» **Aim**
Report only the number of lines that hold the word "this".

» **Data excerpts**
## START

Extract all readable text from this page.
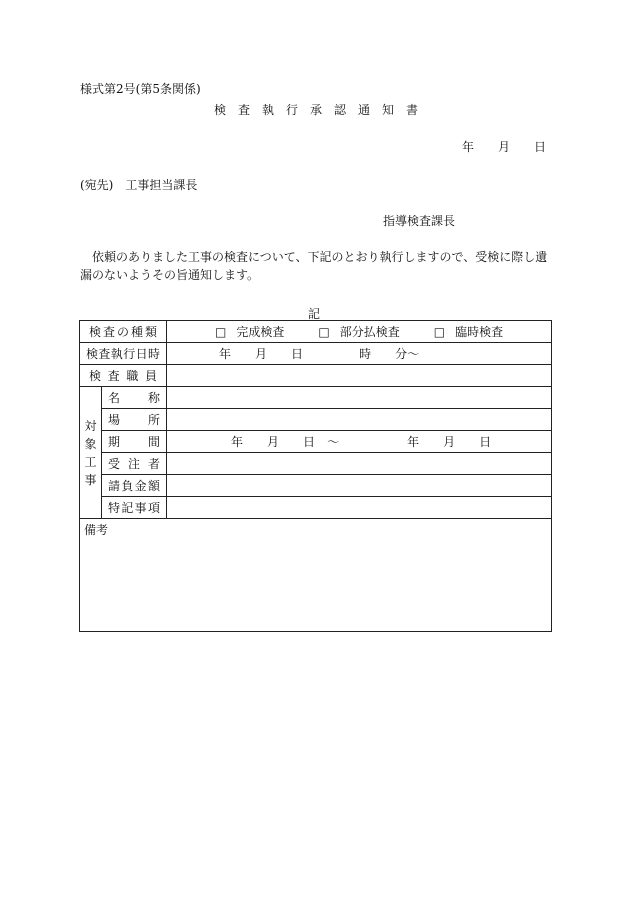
様式第2号(第5条関係)
検査執行承認通知書
年 月 日
(宛先) 工事担当課長
指導検査課長
依頼のありました工事の検査について、下記のとおり執行しますので、受検に際し遺漏のないようその旨通知します。
記
検査の種類		□ 完成検査 □ 部分払検査 □ 臨時検査
検査執行日時		年 月 日 時 分〜
検査職員		

対象工事	名称	
	場所	
	期間	年 月 日 〜 年 月 日
	受注者	
	請負金額	
	特記事項	
備考		
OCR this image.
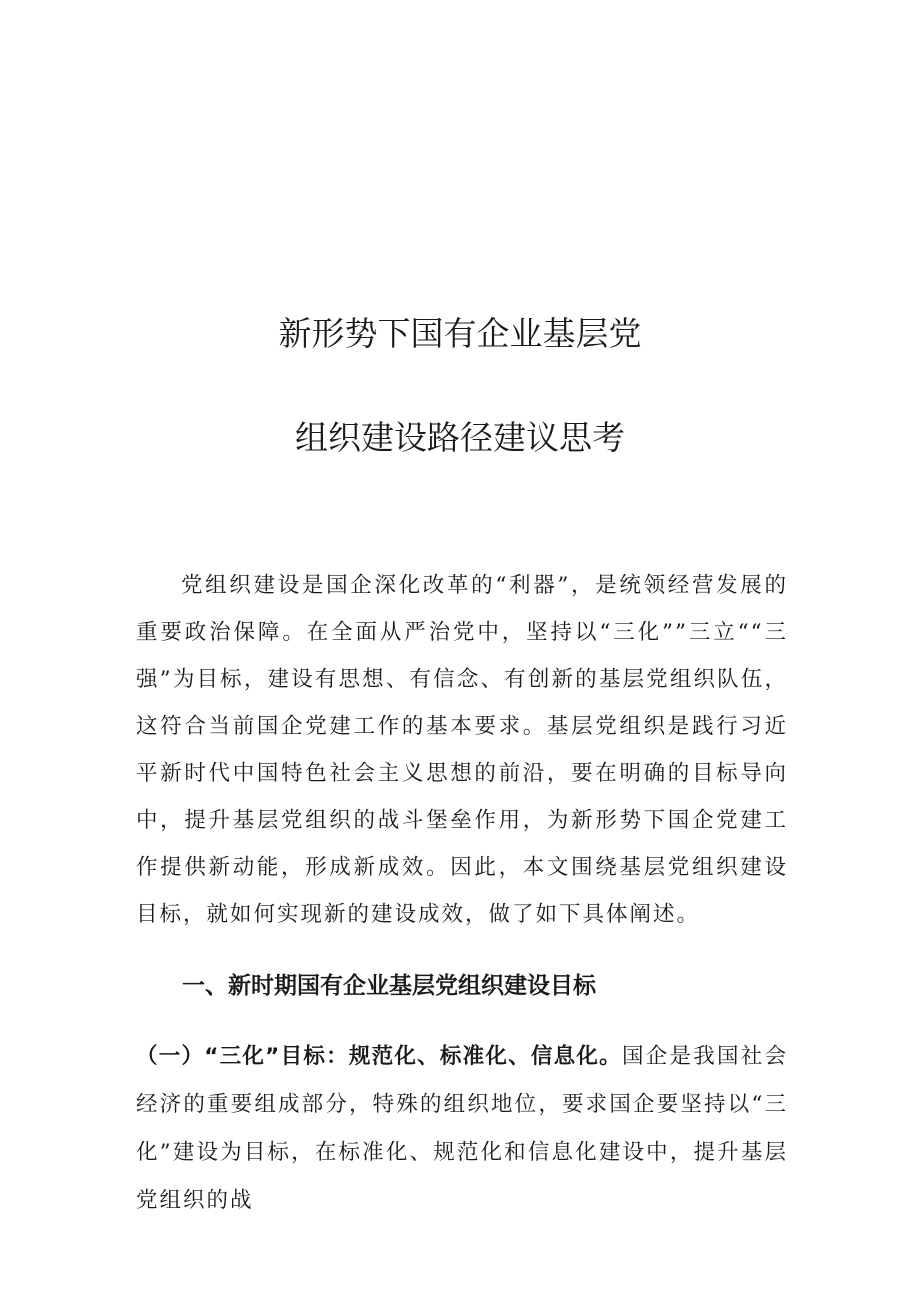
新形势下国有企业基层党
组织建设路径建议思考

党组织建设是国企深化改革的“利器”，是统领经营发展的重要政治保障。在全面从严治党中，坚持以“三化””三立““三强”为目标，建设有思想、有信念、有创新的基层党组织队伍，这符合当前国企党建工作的基本要求。基层党组织是践行习近平新时代中国特色社会主义思想的前沿，要在明确的目标导向中，提升基层党组织的战斗堡垒作用，为新形势下国企党建工作提供新动能，形成新成效。因此，本文围绕基层党组织建设目标，就如何实现新的建设成效，做了如下具体阐述。

一、新时期国有企业基层党组织建设目标

（一）“三化”目标：规范化、标准化、信息化。国企是我国社会经济的重要组成部分，特殊的组织地位，要求国企要坚持以“三化”建设为目标，在标准化、规范化和信息化建设中，提升基层党组织的战
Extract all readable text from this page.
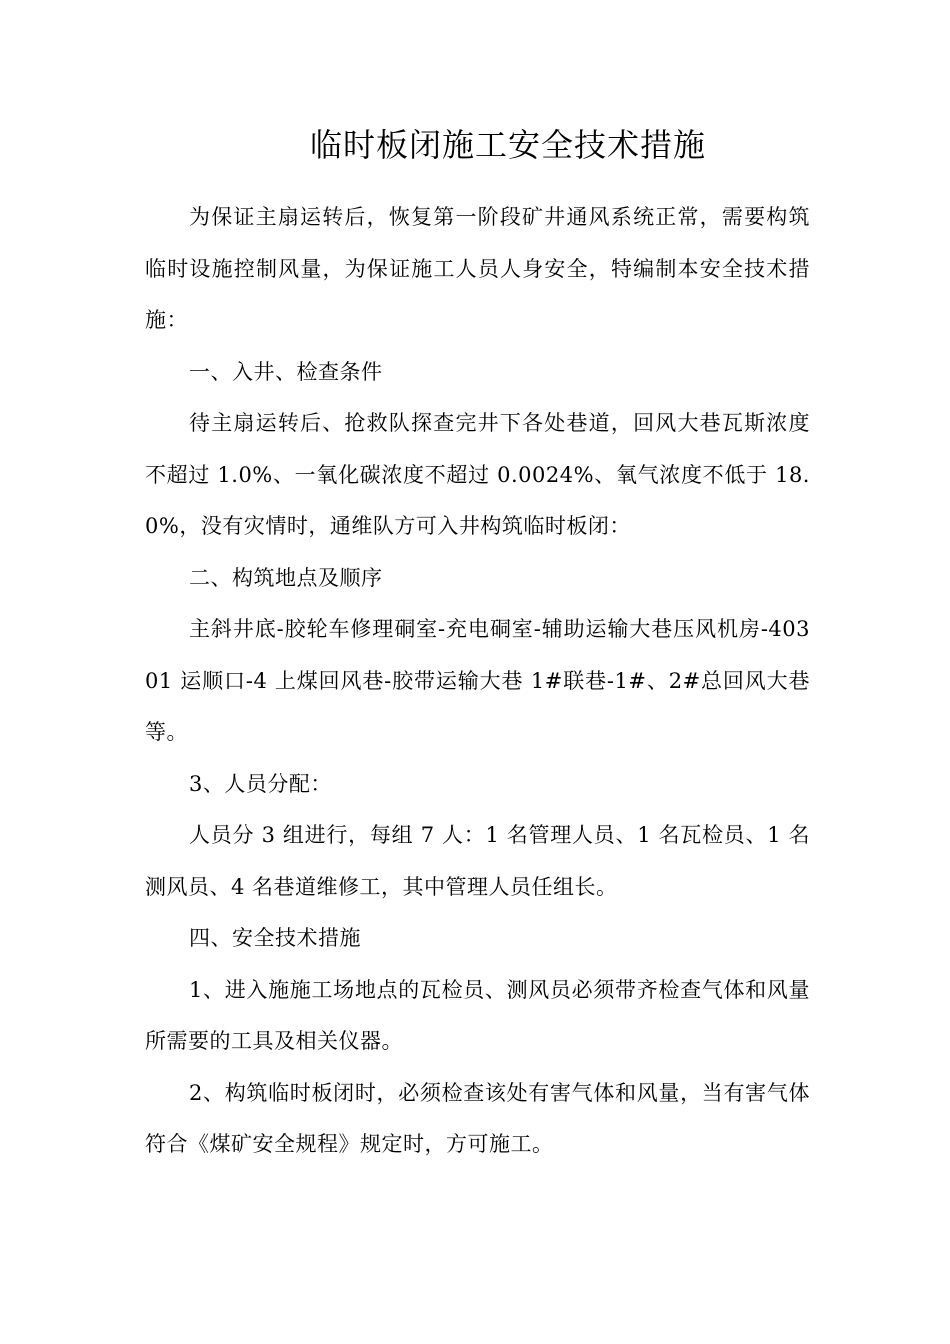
临时板闭施工安全技术措施

为保证主扇运转后，恢复第一阶段矿井通风系统正常，需要构筑临时设施控制风量，为保证施工人员人身安全，特编制本安全技术措施：

一、入井、检查条件

待主扇运转后、抢救队探查完井下各处巷道，回风大巷瓦斯浓度不超过 1.0%、一氧化碳浓度不超过 0.0024%、氧气浓度不低于 18.0%，没有灾情时，通维队方可入井构筑临时板闭：

二、构筑地点及顺序

主斜井底-胶轮车修理硐室-充电硐室-辅助运输大巷压风机房-40301 运顺口-4 上煤回风巷-胶带运输大巷 1#联巷-1#、2#总回风大巷等。

3、人员分配：

人员分 3 组进行，每组 7 人：1 名管理人员、1 名瓦检员、1 名测风员、4 名巷道维修工，其中管理人员任组长。

四、安全技术措施

1、进入施施工场地点的瓦检员、测风员必须带齐检查气体和风量所需要的工具及相关仪器。

2、构筑临时板闭时，必须检查该处有害气体和风量，当有害气体符合《煤矿安全规程》规定时，方可施工。
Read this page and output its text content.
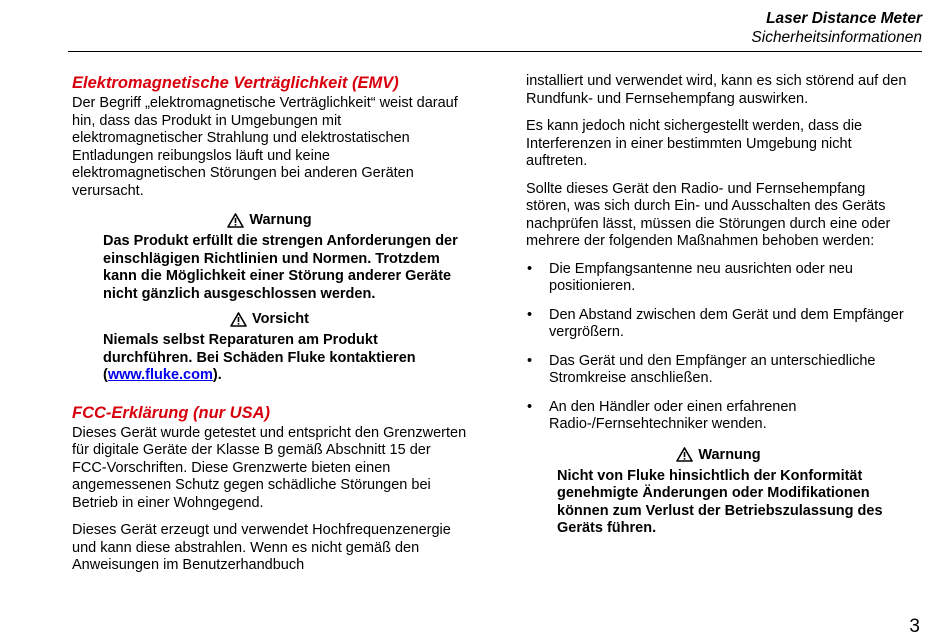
Laser Distance Meter
Sicherheitsinformationen
Elektromagnetische Verträglichkeit (EMV)

Der Begriff „elektromagnetische Verträglichkeit“ weist darauf hin, dass das Produkt in Umgebungen mit elektromagnetischer Strahlung und elektrostatischen Entladungen reibungslos läuft und keine elektromagnetischen Störungen bei anderen Geräten verursacht.

Warnung

Das Produkt erfüllt die strengen Anforderungen der einschlägigen Richtlinien und Normen. Trotzdem kann die Möglichkeit einer Störung anderer Geräte nicht gänzlich ausgeschlossen werden.

Vorsicht

Niemals selbst Reparaturen am Produkt durchführen. Bei Schäden Fluke kontaktieren (www.fluke.com).

FCC-Erklärung (nur USA)

Dieses Gerät wurde getestet und entspricht den Grenzwerten für digitale Geräte der Klasse B gemäß Abschnitt 15 der FCC-Vorschriften. Diese Grenzwerte bieten einen angemessenen Schutz gegen schädliche Störungen bei Betrieb in einer Wohngegend.

Dieses Gerät erzeugt und verwendet Hochfrequenzenergie und kann diese abstrahlen. Wenn es nicht gemäß den Anweisungen im Benutzerhandbuch

installiert und verwendet wird, kann es sich störend auf den Rundfunk- und Fernsehempfang auswirken.

Es kann jedoch nicht sichergestellt werden, dass die Interferenzen in einer bestimmten Umgebung nicht auftreten.

Sollte dieses Gerät den Radio- und Fernsehempfang stören, was sich durch Ein- und Ausschalten des Geräts nachprüfen lässt, müssen die Störungen durch eine oder mehrere der folgenden Maßnahmen behoben werden:

• Die Empfangsantenne neu ausrichten oder neu positionieren.
• Den Abstand zwischen dem Gerät und dem Empfänger vergrößern.
• Das Gerät und den Empfänger an unterschiedliche Stromkreise anschließen.
• An den Händler oder einen erfahrenen Radio-/Fernsehtechniker wenden.
Warnung

Nicht von Fluke hinsichtlich der Konformität genehmigte Änderungen oder Modifikationen können zum Verlust der Betriebszulassung des Geräts führen.

3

## END

» **Worked answer**
4